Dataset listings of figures
- - - - - - -
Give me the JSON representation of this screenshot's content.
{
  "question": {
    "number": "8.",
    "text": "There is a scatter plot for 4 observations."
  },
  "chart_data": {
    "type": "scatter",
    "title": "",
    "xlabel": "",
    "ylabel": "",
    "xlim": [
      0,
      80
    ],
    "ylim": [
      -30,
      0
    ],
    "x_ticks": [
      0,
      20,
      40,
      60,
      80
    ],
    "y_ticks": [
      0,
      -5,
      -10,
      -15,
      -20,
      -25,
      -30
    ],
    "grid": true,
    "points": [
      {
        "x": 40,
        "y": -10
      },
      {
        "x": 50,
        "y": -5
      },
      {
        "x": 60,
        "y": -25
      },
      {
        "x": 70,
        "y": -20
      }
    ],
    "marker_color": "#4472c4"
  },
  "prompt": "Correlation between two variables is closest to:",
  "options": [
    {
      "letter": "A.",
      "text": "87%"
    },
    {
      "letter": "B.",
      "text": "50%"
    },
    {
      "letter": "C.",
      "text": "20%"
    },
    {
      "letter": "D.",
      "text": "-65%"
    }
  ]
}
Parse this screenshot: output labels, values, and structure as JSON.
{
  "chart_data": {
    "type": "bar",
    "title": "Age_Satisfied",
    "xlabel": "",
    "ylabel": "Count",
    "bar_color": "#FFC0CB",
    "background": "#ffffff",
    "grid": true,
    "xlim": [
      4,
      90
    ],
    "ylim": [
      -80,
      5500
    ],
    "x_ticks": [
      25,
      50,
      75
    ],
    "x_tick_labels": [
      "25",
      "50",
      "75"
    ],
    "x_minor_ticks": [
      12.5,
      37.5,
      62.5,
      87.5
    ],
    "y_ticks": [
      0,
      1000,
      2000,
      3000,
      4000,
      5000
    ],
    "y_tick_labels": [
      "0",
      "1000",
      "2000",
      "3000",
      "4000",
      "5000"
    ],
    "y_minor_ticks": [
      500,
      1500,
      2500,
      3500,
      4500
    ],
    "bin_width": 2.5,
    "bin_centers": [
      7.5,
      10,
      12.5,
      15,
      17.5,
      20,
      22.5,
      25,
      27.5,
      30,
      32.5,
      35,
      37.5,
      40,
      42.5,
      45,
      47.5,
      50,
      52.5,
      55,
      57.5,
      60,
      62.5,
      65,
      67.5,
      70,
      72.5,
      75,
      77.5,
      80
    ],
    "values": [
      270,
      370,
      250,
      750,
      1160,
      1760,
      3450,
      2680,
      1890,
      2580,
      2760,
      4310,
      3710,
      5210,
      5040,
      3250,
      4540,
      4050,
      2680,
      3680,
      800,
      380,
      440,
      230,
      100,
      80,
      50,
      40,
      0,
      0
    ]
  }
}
- - - - - - -
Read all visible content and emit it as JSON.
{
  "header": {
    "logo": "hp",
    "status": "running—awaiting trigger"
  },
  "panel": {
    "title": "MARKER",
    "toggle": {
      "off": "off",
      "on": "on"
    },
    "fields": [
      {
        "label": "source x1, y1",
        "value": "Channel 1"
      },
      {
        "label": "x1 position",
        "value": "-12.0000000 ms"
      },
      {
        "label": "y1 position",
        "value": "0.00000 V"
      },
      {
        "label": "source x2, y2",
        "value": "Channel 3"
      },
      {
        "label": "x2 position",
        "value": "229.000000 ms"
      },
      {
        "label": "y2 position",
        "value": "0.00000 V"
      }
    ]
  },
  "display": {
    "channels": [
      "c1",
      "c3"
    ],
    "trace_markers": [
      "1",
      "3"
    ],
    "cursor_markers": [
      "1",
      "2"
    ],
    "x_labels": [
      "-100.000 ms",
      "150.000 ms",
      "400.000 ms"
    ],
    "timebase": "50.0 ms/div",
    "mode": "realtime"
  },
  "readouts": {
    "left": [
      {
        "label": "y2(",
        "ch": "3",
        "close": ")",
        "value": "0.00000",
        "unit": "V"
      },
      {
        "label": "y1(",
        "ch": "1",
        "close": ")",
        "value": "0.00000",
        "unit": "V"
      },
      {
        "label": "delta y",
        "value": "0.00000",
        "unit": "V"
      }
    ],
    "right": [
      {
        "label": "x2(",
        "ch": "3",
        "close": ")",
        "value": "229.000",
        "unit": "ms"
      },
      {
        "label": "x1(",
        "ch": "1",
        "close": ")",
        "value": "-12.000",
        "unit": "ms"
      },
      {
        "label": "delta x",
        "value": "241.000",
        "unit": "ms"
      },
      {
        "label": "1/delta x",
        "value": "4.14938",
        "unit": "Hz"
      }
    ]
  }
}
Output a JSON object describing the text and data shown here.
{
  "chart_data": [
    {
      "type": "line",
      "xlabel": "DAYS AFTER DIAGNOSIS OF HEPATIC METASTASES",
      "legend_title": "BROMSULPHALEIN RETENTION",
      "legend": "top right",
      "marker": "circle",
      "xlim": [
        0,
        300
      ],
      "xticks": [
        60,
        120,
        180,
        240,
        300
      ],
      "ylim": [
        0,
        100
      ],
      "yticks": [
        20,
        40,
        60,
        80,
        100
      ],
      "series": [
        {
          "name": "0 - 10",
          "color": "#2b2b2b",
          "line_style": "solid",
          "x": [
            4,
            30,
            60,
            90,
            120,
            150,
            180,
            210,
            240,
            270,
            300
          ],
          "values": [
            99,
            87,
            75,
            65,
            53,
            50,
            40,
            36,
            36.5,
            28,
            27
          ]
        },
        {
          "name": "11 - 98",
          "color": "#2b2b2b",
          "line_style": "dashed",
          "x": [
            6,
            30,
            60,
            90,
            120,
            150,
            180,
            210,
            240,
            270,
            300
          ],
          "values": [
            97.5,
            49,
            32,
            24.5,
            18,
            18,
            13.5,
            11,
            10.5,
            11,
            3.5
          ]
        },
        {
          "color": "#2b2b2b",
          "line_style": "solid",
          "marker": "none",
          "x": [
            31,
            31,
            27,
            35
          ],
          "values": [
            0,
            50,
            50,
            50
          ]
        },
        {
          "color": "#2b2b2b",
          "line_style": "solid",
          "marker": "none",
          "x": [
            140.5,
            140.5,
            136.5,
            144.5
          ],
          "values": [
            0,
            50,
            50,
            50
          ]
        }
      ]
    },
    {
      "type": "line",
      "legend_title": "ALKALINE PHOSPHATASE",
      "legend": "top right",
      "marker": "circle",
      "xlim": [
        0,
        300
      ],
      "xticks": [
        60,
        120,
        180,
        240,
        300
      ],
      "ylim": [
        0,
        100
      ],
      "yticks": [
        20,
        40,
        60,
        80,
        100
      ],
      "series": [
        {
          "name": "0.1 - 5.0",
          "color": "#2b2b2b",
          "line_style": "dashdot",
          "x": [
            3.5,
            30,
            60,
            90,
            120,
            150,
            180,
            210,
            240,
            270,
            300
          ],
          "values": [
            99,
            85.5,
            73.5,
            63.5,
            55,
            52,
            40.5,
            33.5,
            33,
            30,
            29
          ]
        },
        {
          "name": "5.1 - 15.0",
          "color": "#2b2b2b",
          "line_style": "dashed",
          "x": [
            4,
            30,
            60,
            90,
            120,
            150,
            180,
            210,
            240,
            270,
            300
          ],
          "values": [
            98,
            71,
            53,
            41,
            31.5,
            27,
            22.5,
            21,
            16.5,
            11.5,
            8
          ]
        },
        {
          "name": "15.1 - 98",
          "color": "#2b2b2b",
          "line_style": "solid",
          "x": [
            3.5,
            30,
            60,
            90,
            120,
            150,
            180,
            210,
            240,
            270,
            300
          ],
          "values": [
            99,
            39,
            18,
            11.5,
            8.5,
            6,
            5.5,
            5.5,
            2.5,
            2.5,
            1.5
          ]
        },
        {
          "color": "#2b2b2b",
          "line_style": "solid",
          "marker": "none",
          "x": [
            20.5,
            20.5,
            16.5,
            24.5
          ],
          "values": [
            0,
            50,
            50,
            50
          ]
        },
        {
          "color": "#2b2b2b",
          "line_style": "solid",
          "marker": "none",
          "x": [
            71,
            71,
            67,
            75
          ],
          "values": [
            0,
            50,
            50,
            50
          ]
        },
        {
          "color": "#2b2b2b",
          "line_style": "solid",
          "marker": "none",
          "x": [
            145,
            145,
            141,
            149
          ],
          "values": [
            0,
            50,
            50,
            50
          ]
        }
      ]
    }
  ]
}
- - - - - - -
Display every line of the listing that contains the string "type".

    "type": "scatter",
    "type": "bar",
      "type": "line",
      "type": "line",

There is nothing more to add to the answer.